* START Recorded information *

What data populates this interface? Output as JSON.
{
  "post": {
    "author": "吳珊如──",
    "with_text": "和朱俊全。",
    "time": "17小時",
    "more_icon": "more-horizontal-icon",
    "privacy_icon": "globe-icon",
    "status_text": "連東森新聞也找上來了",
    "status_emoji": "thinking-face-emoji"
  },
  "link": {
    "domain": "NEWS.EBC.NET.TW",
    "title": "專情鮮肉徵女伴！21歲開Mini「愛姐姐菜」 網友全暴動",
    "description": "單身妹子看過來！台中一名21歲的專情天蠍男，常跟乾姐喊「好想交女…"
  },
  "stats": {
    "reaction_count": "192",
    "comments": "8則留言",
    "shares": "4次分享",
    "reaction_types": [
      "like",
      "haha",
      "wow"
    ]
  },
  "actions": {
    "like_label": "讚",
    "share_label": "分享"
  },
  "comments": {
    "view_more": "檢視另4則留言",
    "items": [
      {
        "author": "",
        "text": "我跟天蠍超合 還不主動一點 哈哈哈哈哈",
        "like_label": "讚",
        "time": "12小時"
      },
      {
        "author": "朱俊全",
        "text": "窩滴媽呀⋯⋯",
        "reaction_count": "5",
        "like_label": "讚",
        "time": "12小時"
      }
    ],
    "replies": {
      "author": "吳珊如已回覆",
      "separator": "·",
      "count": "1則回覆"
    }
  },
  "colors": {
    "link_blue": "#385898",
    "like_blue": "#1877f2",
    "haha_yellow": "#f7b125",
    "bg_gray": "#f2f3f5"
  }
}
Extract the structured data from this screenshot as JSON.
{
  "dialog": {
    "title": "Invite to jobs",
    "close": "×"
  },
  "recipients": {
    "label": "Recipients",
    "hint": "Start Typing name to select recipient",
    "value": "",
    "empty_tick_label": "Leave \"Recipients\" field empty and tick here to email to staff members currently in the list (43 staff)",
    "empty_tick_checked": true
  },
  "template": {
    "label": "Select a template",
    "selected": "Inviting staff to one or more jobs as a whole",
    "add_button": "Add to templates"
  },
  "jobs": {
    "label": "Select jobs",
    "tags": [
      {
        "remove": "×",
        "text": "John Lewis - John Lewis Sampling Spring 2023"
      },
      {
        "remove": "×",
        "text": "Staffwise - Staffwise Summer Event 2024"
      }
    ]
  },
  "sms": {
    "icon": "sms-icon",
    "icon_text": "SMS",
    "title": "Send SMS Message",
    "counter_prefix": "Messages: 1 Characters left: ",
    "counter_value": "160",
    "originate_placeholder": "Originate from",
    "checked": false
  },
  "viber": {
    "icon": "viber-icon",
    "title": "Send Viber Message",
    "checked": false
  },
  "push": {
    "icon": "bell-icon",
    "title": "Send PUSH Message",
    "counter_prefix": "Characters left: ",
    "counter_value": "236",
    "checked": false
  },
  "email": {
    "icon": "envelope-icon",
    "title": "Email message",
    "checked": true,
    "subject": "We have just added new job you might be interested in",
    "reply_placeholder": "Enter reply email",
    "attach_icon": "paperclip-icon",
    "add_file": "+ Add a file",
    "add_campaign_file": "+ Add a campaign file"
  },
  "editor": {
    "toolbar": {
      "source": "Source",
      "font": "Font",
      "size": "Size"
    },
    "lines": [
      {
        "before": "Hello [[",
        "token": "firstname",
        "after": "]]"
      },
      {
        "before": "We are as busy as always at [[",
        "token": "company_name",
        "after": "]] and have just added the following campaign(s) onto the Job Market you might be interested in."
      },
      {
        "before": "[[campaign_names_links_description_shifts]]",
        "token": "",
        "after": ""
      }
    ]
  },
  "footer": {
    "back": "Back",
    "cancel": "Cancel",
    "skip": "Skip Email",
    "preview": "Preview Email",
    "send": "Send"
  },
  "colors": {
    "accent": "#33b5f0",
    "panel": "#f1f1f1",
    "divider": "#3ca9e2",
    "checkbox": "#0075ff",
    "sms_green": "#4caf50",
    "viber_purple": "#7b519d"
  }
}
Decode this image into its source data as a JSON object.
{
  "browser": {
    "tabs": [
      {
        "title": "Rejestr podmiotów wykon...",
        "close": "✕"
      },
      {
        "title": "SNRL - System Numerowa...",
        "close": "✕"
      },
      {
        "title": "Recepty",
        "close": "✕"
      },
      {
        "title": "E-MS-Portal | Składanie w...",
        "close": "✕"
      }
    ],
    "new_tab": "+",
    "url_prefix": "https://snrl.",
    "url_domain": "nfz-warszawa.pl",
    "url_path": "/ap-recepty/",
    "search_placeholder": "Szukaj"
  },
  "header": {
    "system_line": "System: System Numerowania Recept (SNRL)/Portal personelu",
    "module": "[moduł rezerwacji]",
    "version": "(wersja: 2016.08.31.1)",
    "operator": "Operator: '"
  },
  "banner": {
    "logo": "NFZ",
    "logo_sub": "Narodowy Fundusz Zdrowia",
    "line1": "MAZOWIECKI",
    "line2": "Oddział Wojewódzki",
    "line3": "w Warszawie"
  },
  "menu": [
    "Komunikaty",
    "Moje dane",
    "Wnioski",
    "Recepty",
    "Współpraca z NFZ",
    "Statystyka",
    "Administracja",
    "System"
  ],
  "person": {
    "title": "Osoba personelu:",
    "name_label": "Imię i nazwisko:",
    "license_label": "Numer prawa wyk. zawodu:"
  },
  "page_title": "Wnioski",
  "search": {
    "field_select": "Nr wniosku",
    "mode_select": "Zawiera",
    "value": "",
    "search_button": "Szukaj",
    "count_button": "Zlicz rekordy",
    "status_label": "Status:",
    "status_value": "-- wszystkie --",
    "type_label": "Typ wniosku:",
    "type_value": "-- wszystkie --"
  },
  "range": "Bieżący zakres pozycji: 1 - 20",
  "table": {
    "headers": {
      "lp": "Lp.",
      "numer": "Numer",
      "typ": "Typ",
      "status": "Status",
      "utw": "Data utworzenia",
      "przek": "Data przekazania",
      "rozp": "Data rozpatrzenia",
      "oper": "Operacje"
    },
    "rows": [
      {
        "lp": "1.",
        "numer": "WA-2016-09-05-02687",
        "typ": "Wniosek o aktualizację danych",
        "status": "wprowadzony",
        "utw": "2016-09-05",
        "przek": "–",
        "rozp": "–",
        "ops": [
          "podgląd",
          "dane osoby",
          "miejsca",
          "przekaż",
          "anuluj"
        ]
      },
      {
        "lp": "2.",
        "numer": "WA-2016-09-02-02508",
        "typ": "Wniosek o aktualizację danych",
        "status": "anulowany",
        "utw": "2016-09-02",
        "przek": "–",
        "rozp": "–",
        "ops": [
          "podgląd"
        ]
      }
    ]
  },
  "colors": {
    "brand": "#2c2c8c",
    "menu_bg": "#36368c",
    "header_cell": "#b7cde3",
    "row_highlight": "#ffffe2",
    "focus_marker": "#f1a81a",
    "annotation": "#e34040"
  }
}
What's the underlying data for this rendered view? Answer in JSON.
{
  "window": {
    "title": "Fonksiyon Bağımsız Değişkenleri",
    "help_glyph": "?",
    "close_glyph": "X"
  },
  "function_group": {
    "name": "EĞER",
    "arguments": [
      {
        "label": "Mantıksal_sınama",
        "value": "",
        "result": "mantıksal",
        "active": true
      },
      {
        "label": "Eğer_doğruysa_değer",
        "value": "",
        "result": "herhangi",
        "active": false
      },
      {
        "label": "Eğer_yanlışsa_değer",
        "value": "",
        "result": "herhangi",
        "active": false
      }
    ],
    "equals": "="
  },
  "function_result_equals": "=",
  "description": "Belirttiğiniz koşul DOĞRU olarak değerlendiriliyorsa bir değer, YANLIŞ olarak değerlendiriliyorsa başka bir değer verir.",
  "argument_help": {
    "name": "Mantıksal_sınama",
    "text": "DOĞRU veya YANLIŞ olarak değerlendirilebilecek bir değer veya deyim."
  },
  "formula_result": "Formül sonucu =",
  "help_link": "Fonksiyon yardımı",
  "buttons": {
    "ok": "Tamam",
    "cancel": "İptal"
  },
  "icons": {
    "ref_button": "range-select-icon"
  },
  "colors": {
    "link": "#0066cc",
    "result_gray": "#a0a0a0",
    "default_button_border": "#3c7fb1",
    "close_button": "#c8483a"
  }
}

* END Recorded information *

■ Problem statement: From the entries above, return each line with the word "interested" in it.

■ Correct answer:
    "subject": "We have just added new job you might be interested in",
        "after": "]] and have just added the following campaign(s) onto the Job Market you might be interested in."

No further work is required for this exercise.